(Task instructions)
Locate the lines where "Total" occurs and copy them as they stand.

Figure dataset records

--- start ---

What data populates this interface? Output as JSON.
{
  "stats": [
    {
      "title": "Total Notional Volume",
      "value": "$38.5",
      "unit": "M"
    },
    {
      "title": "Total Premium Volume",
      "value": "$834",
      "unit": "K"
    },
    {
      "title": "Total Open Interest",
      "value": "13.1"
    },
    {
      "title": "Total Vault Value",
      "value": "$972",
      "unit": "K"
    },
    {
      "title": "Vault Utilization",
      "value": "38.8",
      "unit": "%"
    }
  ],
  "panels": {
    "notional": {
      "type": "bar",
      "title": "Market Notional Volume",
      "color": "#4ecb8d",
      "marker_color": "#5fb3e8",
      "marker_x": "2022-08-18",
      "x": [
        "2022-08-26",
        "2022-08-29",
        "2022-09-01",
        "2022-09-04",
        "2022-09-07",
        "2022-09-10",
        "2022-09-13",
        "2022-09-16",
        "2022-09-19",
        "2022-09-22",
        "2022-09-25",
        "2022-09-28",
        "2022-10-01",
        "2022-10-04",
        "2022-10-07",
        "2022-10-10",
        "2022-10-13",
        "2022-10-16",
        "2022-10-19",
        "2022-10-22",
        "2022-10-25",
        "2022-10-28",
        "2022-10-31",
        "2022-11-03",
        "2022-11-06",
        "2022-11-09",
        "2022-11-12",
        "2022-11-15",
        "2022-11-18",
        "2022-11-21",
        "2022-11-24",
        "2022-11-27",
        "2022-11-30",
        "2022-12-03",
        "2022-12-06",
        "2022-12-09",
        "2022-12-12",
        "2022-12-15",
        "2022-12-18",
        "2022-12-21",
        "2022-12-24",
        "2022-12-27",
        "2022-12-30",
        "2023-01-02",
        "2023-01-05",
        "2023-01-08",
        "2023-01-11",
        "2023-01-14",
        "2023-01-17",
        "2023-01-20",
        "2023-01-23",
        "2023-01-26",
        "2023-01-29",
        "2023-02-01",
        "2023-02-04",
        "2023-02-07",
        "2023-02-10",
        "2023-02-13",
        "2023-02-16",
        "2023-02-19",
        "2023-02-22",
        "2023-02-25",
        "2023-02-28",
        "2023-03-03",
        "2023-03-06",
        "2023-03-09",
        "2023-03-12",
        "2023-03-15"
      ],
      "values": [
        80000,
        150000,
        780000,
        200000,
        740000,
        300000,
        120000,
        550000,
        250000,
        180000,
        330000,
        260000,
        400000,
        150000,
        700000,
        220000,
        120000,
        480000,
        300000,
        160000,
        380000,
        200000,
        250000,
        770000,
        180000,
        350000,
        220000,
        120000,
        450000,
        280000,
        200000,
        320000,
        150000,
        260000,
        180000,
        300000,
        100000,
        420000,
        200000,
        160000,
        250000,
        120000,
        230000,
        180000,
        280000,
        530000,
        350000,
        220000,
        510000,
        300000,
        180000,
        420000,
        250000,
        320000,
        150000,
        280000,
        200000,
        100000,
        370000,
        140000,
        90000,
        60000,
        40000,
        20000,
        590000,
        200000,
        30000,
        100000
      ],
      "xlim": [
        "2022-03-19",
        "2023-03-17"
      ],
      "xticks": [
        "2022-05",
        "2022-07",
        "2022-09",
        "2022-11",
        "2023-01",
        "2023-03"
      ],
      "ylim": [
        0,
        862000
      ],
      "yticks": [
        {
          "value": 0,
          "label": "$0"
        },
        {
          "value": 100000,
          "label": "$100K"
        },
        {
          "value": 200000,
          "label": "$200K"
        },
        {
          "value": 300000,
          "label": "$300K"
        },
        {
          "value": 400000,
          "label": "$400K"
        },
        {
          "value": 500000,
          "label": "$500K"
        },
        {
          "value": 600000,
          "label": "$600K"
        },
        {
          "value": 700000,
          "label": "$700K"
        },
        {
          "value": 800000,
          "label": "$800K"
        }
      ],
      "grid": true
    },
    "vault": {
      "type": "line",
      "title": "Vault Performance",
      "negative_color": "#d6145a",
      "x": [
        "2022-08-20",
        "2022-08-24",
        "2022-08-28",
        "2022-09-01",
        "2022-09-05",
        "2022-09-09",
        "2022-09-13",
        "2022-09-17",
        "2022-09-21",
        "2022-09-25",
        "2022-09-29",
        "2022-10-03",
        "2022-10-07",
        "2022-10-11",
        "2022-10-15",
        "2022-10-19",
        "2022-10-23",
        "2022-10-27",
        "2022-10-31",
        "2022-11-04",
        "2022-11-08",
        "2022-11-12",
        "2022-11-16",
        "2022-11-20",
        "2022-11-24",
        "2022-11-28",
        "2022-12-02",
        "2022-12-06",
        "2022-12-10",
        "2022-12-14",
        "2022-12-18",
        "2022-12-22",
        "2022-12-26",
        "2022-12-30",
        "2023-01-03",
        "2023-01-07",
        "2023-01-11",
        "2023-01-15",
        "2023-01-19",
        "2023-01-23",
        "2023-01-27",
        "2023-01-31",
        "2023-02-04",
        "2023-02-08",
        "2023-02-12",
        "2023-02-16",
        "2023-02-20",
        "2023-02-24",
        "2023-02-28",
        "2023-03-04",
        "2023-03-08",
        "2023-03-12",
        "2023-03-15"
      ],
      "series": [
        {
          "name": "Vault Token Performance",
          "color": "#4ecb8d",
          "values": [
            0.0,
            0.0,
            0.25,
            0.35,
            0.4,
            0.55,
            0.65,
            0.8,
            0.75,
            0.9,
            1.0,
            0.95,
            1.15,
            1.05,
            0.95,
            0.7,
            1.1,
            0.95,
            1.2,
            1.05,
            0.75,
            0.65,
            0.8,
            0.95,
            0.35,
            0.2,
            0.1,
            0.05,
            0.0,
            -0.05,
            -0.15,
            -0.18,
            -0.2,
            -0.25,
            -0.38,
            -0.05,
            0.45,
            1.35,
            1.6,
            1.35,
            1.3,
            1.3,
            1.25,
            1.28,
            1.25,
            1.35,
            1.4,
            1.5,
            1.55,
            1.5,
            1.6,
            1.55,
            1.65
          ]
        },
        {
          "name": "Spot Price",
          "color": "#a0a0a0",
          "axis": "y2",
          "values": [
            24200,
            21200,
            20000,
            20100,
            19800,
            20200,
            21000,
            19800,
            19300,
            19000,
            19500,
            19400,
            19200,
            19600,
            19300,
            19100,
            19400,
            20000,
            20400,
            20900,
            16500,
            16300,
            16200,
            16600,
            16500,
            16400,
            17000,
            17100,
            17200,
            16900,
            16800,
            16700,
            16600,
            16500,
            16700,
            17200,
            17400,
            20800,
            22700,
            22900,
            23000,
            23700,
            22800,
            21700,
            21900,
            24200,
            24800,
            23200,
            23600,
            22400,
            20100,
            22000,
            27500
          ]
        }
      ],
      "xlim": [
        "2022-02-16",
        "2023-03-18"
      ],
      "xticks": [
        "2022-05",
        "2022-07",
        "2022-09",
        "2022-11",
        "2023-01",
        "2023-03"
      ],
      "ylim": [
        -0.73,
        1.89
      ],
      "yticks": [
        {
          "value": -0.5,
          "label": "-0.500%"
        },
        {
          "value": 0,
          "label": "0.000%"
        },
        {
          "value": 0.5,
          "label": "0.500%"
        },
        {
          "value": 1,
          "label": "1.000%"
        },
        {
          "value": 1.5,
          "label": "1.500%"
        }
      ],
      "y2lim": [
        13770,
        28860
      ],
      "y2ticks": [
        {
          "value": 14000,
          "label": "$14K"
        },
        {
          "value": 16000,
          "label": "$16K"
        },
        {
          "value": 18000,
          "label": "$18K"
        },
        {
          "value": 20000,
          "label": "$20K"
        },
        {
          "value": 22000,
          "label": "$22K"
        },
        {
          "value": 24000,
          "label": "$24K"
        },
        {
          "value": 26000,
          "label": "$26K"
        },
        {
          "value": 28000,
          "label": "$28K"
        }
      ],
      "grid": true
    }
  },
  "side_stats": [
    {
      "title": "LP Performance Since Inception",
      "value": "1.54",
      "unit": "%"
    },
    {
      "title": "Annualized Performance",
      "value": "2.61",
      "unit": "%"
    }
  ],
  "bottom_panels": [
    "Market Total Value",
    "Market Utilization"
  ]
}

--- end ---

(Result of the exercise)
      "title": "Total Notional Volume",
      "title": "Total Premium Volume",
      "title": "Total Open Interest",
      "title": "Total Vault Value",
    "Market Total Value",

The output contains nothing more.